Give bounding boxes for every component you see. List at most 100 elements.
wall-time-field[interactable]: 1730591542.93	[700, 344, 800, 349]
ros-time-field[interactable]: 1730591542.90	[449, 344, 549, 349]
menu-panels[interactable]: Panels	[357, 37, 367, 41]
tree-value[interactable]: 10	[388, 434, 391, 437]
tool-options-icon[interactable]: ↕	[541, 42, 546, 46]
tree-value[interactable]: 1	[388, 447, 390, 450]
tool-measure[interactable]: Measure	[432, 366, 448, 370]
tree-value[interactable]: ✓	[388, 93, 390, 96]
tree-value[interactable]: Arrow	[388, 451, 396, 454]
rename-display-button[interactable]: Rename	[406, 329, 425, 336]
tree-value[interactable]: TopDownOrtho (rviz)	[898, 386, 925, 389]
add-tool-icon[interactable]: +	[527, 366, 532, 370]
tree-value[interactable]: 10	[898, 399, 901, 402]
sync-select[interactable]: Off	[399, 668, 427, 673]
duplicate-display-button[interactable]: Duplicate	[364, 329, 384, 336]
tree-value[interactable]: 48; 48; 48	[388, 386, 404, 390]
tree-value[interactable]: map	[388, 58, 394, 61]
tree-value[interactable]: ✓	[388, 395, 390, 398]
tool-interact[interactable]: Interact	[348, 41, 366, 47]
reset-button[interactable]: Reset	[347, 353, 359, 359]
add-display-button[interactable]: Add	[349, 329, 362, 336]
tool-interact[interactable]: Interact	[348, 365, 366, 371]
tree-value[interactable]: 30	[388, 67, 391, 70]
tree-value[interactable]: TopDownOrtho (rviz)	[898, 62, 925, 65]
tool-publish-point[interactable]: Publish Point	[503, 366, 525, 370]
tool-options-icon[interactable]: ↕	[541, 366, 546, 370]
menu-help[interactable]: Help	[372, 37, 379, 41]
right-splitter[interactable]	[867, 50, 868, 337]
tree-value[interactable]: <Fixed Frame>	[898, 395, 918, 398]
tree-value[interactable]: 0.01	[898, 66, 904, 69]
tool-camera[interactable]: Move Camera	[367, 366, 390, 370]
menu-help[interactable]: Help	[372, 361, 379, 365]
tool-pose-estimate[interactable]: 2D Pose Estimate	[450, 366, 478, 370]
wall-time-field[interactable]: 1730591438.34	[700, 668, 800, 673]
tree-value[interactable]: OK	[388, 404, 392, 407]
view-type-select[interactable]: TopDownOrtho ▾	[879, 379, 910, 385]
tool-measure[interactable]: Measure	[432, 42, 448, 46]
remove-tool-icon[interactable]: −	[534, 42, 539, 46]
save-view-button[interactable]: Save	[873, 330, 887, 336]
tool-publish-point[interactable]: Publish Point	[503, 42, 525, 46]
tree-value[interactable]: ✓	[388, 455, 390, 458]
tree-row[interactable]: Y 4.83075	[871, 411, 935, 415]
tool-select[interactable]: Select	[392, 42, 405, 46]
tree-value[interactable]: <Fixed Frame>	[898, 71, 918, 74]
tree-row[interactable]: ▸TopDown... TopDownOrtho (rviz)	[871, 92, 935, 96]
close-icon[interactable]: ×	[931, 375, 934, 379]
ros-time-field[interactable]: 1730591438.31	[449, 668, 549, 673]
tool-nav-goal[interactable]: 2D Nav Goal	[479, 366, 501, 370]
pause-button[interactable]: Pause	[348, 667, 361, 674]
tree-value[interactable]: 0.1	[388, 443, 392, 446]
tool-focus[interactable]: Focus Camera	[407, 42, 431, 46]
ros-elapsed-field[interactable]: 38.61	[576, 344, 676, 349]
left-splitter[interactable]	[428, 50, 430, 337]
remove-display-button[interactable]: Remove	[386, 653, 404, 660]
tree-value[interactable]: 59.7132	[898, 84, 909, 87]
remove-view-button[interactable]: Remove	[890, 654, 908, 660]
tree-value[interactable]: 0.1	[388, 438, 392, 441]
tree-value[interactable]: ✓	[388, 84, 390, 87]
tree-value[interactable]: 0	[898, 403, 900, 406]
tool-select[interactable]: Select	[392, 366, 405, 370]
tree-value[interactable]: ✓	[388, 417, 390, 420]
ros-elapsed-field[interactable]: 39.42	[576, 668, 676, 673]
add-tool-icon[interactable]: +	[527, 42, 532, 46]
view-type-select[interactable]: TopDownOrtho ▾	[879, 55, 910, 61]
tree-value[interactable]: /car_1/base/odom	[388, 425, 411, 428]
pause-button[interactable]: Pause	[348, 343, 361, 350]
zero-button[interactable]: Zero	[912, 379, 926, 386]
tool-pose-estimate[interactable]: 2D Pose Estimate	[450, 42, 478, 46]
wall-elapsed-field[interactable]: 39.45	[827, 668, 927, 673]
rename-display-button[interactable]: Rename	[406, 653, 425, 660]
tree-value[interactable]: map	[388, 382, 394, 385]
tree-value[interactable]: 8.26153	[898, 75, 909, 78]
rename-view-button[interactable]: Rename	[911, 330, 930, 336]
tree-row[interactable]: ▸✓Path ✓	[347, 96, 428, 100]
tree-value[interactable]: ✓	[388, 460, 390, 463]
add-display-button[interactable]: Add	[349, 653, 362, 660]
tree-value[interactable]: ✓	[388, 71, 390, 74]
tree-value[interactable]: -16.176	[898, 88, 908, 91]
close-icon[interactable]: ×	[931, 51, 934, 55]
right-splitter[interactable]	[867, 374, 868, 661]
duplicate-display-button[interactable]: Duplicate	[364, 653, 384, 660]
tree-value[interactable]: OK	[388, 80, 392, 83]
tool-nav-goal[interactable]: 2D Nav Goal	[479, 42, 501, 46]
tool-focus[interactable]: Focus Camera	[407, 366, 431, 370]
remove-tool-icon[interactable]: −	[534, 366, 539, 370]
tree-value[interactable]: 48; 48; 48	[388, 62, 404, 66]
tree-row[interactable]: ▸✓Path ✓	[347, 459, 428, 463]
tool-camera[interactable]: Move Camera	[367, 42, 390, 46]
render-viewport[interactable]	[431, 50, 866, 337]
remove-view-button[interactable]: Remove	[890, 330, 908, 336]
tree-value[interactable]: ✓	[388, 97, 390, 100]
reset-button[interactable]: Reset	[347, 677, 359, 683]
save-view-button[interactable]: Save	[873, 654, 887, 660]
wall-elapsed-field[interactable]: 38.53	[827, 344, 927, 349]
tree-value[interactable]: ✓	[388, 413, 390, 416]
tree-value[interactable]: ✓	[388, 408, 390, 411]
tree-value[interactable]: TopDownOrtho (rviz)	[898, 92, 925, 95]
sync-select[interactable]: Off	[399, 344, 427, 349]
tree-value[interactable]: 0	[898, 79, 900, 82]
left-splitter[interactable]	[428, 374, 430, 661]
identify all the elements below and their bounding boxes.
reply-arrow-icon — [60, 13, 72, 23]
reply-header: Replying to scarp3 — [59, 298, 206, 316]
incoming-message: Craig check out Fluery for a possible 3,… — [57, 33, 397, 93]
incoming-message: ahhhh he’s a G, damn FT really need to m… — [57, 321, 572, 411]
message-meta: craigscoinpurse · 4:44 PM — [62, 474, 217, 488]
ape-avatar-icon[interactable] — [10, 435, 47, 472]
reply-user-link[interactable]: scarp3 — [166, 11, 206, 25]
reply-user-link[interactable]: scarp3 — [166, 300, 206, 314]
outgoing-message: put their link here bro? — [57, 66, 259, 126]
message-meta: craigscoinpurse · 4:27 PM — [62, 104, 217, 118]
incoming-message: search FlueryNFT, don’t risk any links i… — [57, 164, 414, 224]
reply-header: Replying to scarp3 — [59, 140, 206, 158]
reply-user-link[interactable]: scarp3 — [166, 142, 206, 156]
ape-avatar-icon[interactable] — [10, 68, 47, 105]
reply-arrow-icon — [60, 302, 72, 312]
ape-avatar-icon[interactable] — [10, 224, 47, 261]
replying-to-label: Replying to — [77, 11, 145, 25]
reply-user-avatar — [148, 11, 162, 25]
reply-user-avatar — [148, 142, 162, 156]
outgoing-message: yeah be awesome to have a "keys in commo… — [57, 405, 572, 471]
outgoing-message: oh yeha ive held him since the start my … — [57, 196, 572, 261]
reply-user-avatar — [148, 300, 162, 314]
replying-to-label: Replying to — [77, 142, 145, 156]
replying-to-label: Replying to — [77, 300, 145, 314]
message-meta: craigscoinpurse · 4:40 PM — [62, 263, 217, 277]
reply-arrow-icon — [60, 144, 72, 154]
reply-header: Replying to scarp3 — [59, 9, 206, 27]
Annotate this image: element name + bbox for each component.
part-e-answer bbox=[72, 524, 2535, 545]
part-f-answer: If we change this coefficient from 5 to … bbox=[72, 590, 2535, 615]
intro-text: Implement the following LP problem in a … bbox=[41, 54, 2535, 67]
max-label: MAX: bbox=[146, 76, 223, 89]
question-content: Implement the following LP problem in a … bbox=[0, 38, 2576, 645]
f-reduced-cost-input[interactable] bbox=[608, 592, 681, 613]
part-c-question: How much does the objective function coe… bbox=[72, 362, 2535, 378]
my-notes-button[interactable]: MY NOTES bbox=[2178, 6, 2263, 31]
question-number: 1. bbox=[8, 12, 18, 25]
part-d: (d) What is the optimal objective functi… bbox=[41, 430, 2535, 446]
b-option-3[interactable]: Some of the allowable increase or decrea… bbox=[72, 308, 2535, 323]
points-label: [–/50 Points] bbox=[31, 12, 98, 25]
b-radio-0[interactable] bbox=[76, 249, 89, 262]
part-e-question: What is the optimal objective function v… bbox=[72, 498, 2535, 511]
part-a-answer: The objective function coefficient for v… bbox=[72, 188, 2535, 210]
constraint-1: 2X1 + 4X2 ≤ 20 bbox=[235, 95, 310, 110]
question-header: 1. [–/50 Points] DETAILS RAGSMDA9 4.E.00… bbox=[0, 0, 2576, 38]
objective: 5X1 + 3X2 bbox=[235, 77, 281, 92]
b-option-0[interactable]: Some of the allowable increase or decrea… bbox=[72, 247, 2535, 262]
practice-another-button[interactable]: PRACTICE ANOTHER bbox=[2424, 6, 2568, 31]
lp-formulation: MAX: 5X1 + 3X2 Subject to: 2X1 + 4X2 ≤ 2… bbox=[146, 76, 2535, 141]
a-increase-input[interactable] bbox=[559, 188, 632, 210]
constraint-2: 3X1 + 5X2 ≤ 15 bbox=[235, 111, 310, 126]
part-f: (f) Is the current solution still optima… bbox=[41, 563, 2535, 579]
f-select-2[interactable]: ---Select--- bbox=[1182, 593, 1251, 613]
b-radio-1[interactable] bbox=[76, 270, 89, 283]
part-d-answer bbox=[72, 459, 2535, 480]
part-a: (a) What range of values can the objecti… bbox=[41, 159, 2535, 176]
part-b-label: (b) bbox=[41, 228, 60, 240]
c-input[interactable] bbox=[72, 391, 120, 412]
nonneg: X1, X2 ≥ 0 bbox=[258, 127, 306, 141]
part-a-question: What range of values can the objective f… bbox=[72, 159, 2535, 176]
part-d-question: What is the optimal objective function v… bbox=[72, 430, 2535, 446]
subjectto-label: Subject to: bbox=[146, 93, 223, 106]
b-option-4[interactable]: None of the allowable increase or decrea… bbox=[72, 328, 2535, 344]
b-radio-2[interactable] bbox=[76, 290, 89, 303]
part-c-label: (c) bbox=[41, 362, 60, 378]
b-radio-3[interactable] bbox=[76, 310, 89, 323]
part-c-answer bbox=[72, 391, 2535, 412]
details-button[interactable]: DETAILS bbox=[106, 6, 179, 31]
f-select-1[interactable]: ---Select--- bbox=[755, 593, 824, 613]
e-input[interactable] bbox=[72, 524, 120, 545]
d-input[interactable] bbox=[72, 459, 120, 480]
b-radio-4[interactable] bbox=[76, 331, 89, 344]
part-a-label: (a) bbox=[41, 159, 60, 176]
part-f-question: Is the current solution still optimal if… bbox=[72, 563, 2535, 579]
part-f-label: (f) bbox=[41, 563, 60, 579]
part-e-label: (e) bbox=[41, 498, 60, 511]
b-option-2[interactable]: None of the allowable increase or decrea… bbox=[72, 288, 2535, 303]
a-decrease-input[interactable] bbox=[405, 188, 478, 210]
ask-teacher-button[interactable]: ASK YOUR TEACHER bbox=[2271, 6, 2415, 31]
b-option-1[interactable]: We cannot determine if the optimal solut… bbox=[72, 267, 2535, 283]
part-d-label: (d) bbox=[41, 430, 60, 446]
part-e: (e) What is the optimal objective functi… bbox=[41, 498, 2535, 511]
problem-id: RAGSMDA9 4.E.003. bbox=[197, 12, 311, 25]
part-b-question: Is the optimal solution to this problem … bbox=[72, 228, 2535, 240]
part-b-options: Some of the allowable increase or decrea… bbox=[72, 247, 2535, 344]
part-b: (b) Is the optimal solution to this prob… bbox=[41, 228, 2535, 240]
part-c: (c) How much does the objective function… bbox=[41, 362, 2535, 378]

▶ **TASK TO CARRY OUT**:
Reproduce the rows verbatim, from the first line of the rows up to and including the line with "366, 448, 370]".

▶ **RESULT OF THIS TASK**:
Give bounding boxes for every component you see. List at most 100 elements.
wall-time-field[interactable]: 1730591542.93	[700, 344, 800, 349]
ros-time-field[interactable]: 1730591542.90	[449, 344, 549, 349]
menu-panels[interactable]: Panels	[357, 37, 367, 41]
tree-value[interactable]: 10	[388, 434, 391, 437]
tool-options-icon[interactable]: ↕	[541, 42, 546, 46]
tree-value[interactable]: 1	[388, 447, 390, 450]
tool-measure[interactable]: Measure	[432, 366, 448, 370]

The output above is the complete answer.